What the task requires: List the lines of this listing that hold the word "September".

Data provided:
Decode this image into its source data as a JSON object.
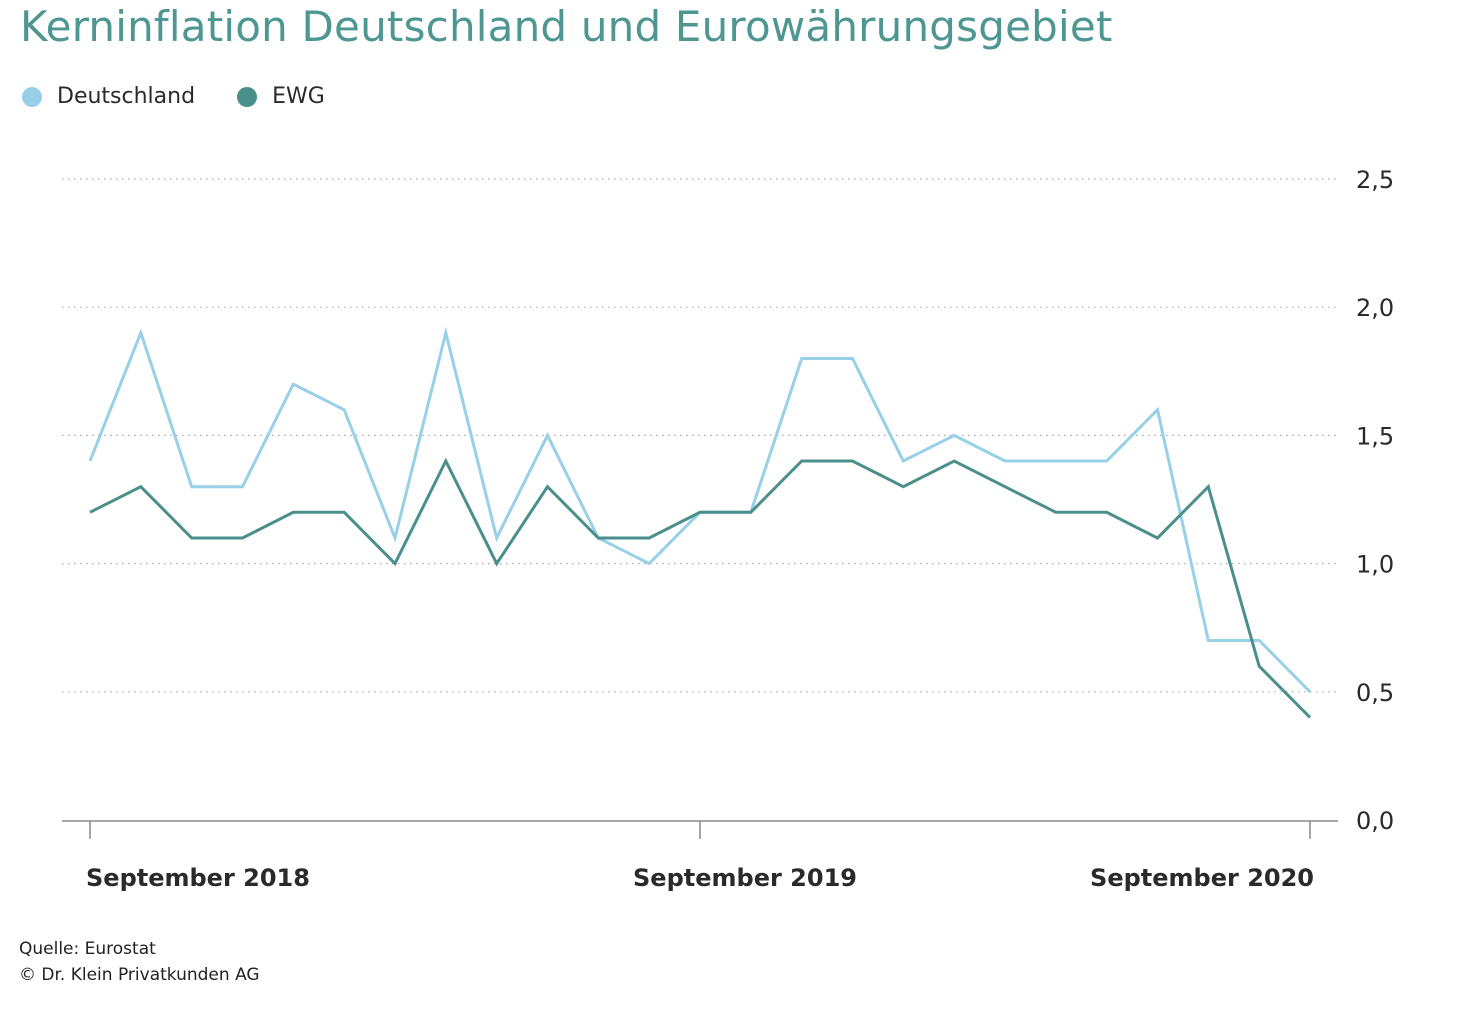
{
  "title": "Kerninflation Deutschland und Eurowährungsgebiet",
  "colors": {
    "deutschland": "#98d0e8",
    "ewg": "#4a8f8c",
    "title": "#4e9692",
    "grid": "#aaaaaa",
    "axis": "#888888",
    "text": "#2a2a2a"
  },
  "footer": {
    "source": "Quelle: Eurostat",
    "copyright": "© Dr. Klein Privatkunden AG"
  },
  "chart_data": {
    "type": "line",
    "title": "Kerninflation Deutschland und Eurowährungsgebiet",
    "xlabel": "",
    "ylabel": "",
    "ylim": [
      0,
      2.5
    ],
    "yticks": [
      0,
      0.5,
      1.0,
      1.5,
      2.0,
      2.5
    ],
    "ytick_labels": [
      "0,0",
      "0,5",
      "1,0",
      "1,5",
      "2,0",
      "2,5"
    ],
    "xtick_labels": [
      "September 2018",
      "September 2019",
      "September 2020"
    ],
    "xtick_index": [
      0,
      12,
      24
    ],
    "grid": true,
    "legend": "top-left",
    "series": [
      {
        "name": "Deutschland",
        "color": "#98d0e8",
        "values": [
          1.4,
          1.9,
          1.3,
          1.3,
          1.7,
          1.6,
          1.1,
          1.9,
          1.1,
          1.5,
          1.1,
          1.0,
          1.2,
          1.2,
          1.8,
          1.8,
          1.4,
          1.5,
          1.4,
          1.4,
          1.4,
          1.6,
          0.7,
          0.7,
          0.5
        ]
      },
      {
        "name": "EWG",
        "color": "#4a8f8c",
        "values": [
          1.2,
          1.3,
          1.1,
          1.1,
          1.2,
          1.2,
          1.0,
          1.4,
          1.0,
          1.3,
          1.1,
          1.1,
          1.2,
          1.2,
          1.4,
          1.4,
          1.3,
          1.4,
          1.3,
          1.2,
          1.2,
          1.1,
          1.3,
          0.6,
          0.4
        ]
      }
    ]
  }
}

Task result:
      "September 2018",
      "September 2019",
      "September 2020"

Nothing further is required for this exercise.